> Data supplied:
>> Start

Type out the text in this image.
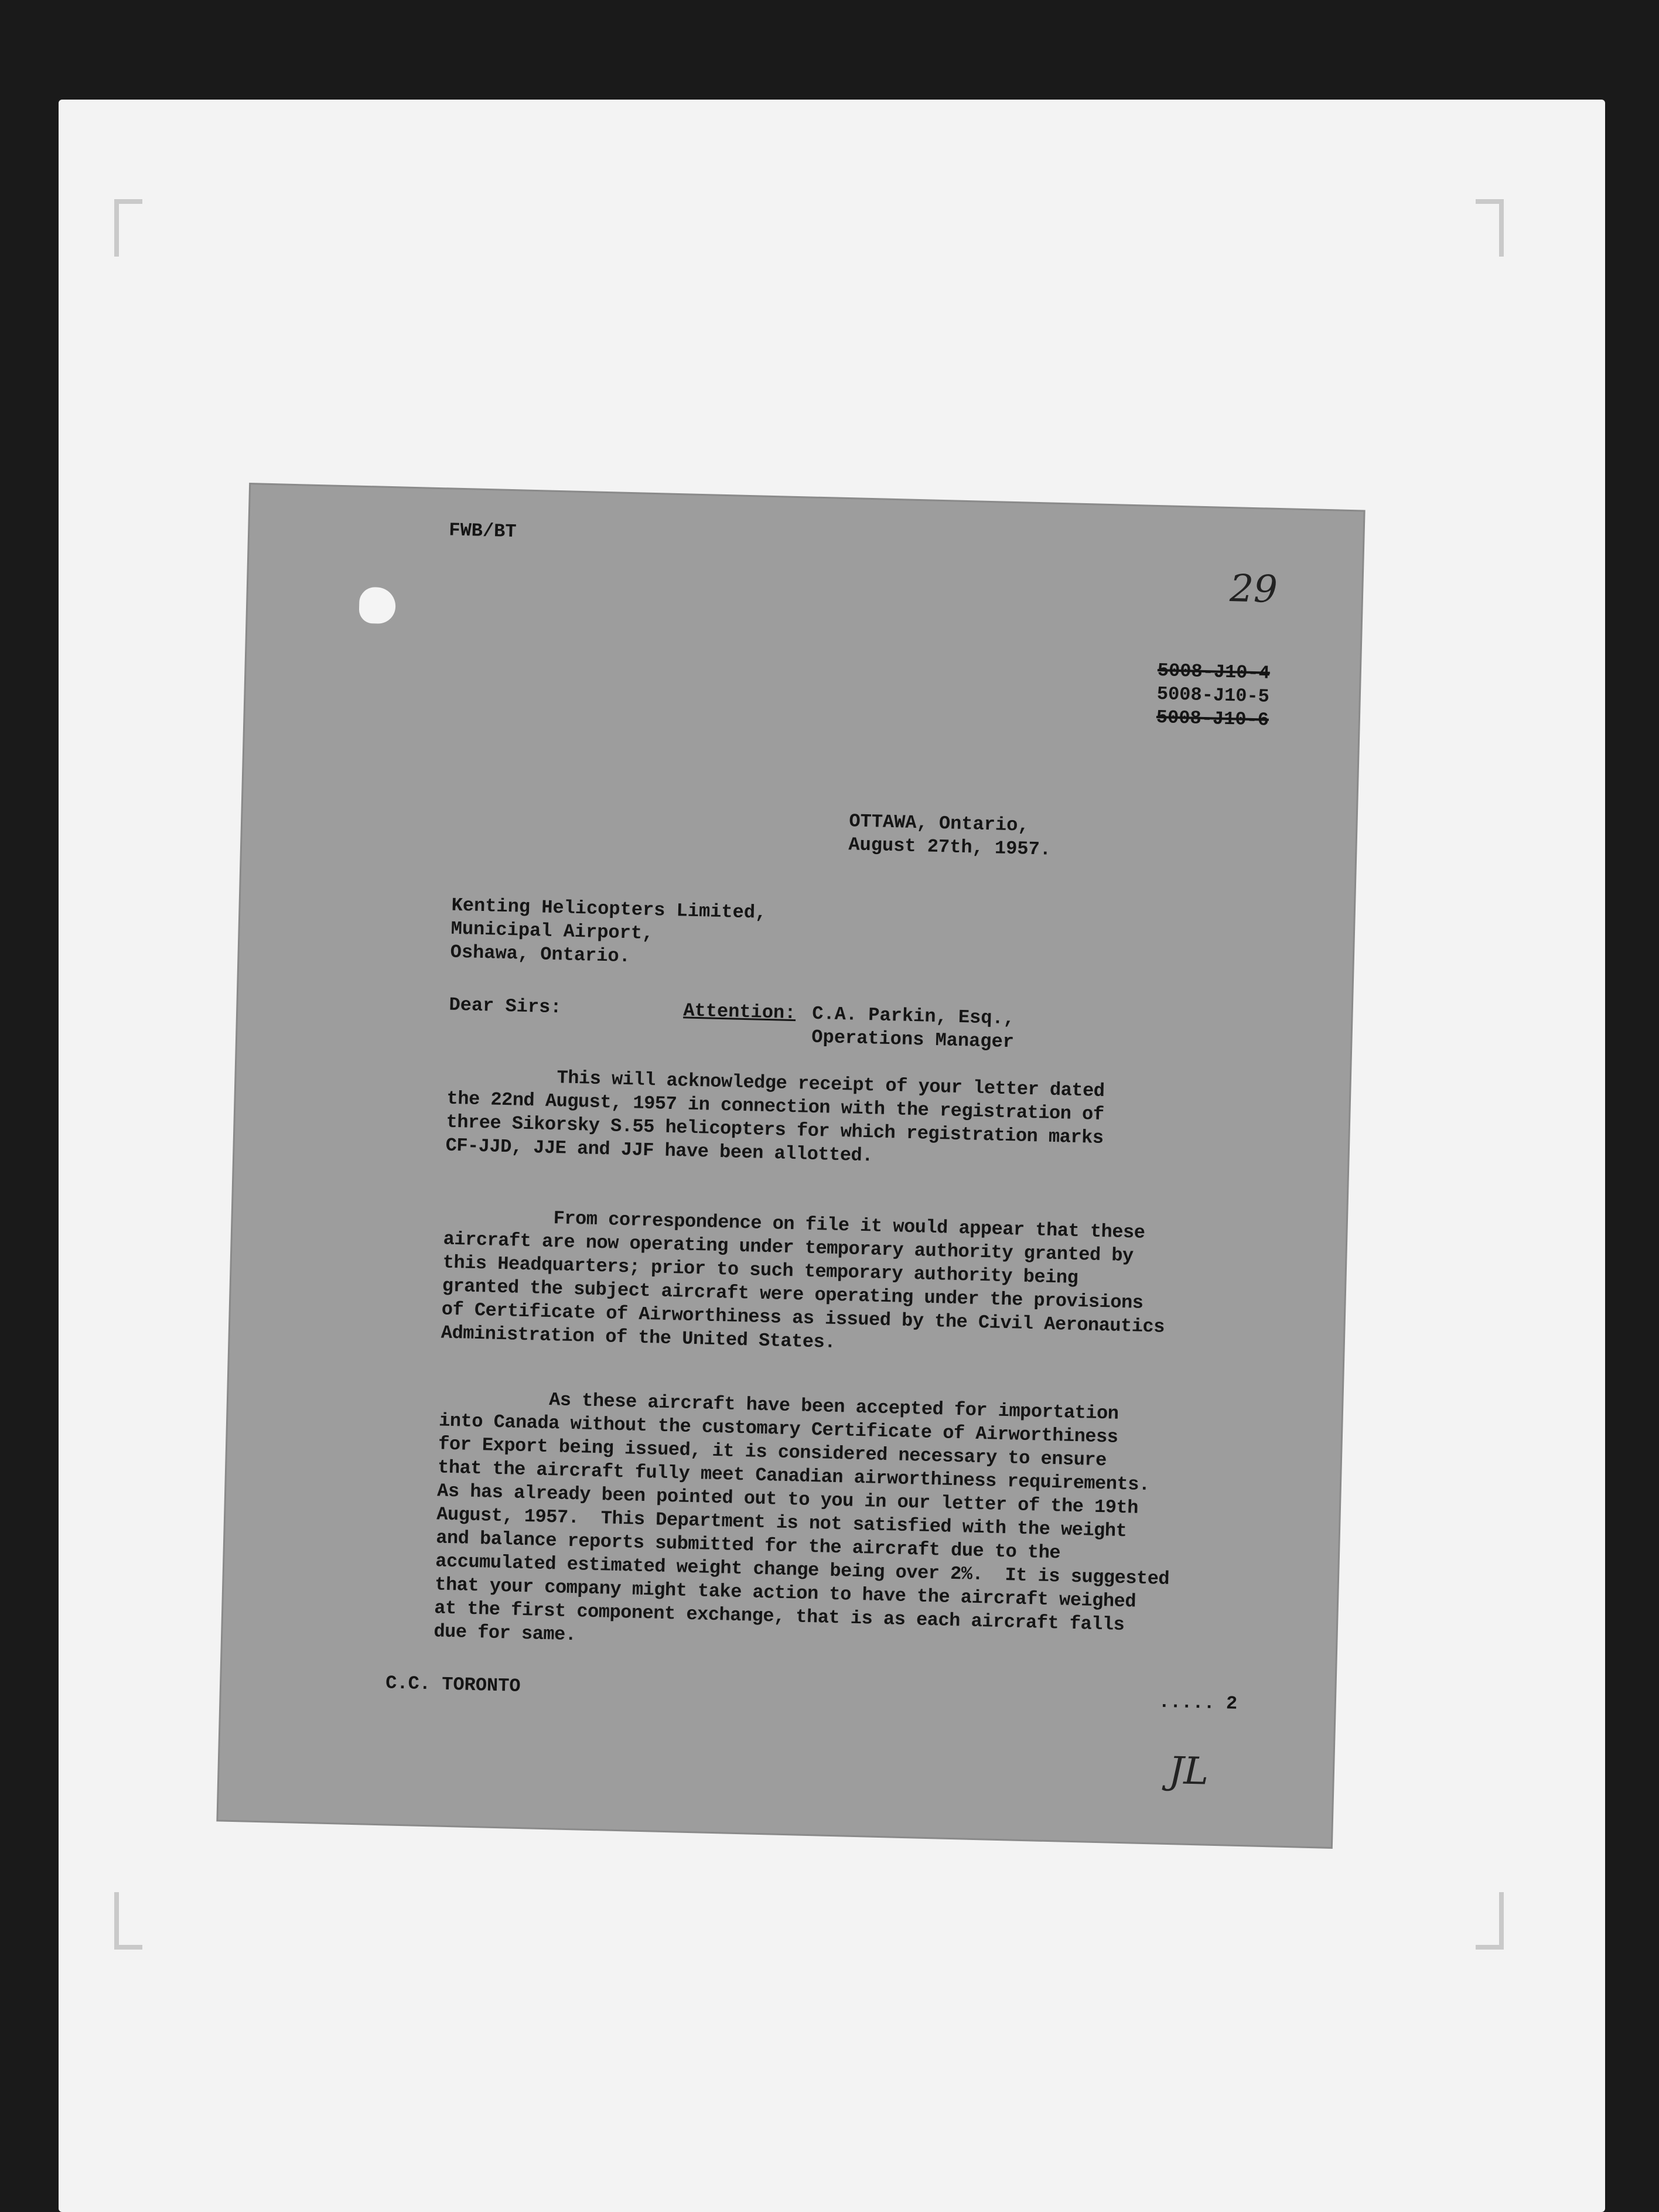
FWB/BT

29

5008-J10-4

5008-J10-5

5008-J10-6

OTTAWA, Ontario,

August 27th, 1957.

Kenting Helicopters Limited,

Municipal Airport,

Oshawa, Ontario.

Dear Sirs:	Attention: C.A. Parkin, Esq.,

Operations Manager

This will acknowledge receipt of your letter dated
the 22nd August, 1957 in connection with the registration of
three Sikorsky S.55 helicopters for which registration marks
CF-JJD, JJE and JJF have been allotted.

From correspondence on file it would appear that these
aircraft are now operating under temporary authority granted by
this Headquarters; prior to such temporary authority being
granted the subject aircraft were operating under the provisions
of Certificate of Airworthiness as issued by the Civil Aeronautics
Administration of the United States.

As these aircraft have been accepted for importation
into Canada without the customary Certificate of Airworthiness
for Export being issued, it is considered necessary to ensure
that the aircraft fully meet Canadian airworthiness requirements.
As has already been pointed out to you in our letter of the 19th
August, 1957.  This Department is not satisfied with the weight
and balance reports submitted for the aircraft due to the
accumulated estimated weight change being over 2%.  It is suggested
that your company might take action to have the aircraft weighed
at the first component exchange, that is as each aircraft falls
due for same.

C.C. TORONTO

..... 2

JL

>> End

> Instructions to follow: Find the string "being" in the listing and return every line that holds it.

> Worked solution:
this Headquarters; prior to such temporary authority being
for Export being issued, it is considered necessary to ensure
accumulated estimated weight change being over 2%.  It is suggested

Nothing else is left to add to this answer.